RECORDS SHOWN –
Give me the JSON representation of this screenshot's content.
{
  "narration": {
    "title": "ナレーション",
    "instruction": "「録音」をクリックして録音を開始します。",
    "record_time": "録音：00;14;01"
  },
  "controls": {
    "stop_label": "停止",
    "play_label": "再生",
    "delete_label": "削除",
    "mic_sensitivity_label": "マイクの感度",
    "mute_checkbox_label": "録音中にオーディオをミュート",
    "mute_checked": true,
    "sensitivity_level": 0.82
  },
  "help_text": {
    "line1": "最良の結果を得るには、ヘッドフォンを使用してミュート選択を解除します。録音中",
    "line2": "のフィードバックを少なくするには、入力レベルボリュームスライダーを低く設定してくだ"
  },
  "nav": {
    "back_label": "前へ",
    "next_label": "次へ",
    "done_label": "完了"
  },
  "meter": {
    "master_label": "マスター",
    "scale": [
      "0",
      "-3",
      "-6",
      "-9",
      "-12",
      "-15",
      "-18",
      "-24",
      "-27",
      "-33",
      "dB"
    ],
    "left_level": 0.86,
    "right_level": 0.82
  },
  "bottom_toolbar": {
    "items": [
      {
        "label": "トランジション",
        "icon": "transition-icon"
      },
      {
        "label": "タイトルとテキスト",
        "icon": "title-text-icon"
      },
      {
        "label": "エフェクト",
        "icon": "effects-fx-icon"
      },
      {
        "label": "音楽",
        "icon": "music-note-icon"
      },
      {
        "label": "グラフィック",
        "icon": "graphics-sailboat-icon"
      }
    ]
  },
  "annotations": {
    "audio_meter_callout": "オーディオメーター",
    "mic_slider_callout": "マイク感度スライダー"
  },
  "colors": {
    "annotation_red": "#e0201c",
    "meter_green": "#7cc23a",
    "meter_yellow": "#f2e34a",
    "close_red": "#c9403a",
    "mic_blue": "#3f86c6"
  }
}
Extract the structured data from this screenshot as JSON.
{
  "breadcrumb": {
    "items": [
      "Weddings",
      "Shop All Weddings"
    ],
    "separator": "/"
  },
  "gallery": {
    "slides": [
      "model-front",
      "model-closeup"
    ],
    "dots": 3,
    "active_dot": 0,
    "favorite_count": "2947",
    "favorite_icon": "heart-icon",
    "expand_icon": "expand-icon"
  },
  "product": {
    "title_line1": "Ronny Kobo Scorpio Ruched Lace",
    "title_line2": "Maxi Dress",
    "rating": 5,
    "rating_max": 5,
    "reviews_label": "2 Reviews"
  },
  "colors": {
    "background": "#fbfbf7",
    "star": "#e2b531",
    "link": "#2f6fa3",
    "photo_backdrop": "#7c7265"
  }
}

AIM OF THE TASK –
Transcribe the entire listing above precisely.

SOLUTION FOR THIS EXERCISE –
Give me the JSON representation of this screenshot's content.
{
  "narration": {
    "title": "ナレーション",
    "instruction": "「録音」をクリックして録音を開始します。",
    "record_time": "録音：00;14;01"
  },
  "controls": {
    "stop_label": "停止",
    "play_label": "再生",
    "delete_label": "削除",
    "mic_sensitivity_label": "マイクの感度",
    "mute_checkbox_label": "録音中にオーディオをミュート",
    "mute_checked": true,
    "sensitivity_level": 0.82
  },
  "help_text": {
    "line1": "最良の結果を得るには、ヘッドフォンを使用してミュート選択を解除します。録音中",
    "line2": "のフィードバックを少なくするには、入力レベルボリュームスライダーを低く設定してくだ"
  },
  "nav": {
    "back_label": "前へ",
    "next_label": "次へ",
    "done_label": "完了"
  },
  "meter": {
    "master_label": "マスター",
    "scale": [
      "0",
      "-3",
      "-6",
      "-9",
      "-12",
      "-15",
      "-18",
      "-24",
      "-27",
      "-33",
      "dB"
    ],
    "left_level": 0.86,
    "right_level": 0.82
  },
  "bottom_toolbar": {
    "items": [
      {
        "label": "トランジション",
        "icon": "transition-icon"
      },
      {
        "label": "タイトルとテキスト",
        "icon": "title-text-icon"
      },
      {
        "label": "エフェクト",
        "icon": "effects-fx-icon"
      },
      {
        "label": "音楽",
        "icon": "music-note-icon"
      },
      {
        "label": "グラフィック",
        "icon": "graphics-sailboat-icon"
      }
    ]
  },
  "annotations": {
    "audio_meter_callout": "オーディオメーター",
    "mic_slider_callout": "マイク感度スライダー"
  },
  "colors": {
    "annotation_red": "#e0201c",
    "meter_green": "#7cc23a",
    "meter_yellow": "#f2e34a",
    "close_red": "#c9403a",
    "mic_blue": "#3f86c6"
  }
}
Extract the structured data from this screenshot as JSON.
{
  "breadcrumb": {
    "items": [
      "Weddings",
      "Shop All Weddings"
    ],
    "separator": "/"
  },
  "gallery": {
    "slides": [
      "model-front",
      "model-closeup"
    ],
    "dots": 3,
    "active_dot": 0,
    "favorite_count": "2947",
    "favorite_icon": "heart-icon",
    "expand_icon": "expand-icon"
  },
  "product": {
    "title_line1": "Ronny Kobo Scorpio Ruched Lace",
    "title_line2": "Maxi Dress",
    "rating": 5,
    "rating_max": 5,
    "reviews_label": "2 Reviews"
  },
  "colors": {
    "background": "#fbfbf7",
    "star": "#e2b531",
    "link": "#2f6fa3",
    "photo_backdrop": "#7c7265"
  }
}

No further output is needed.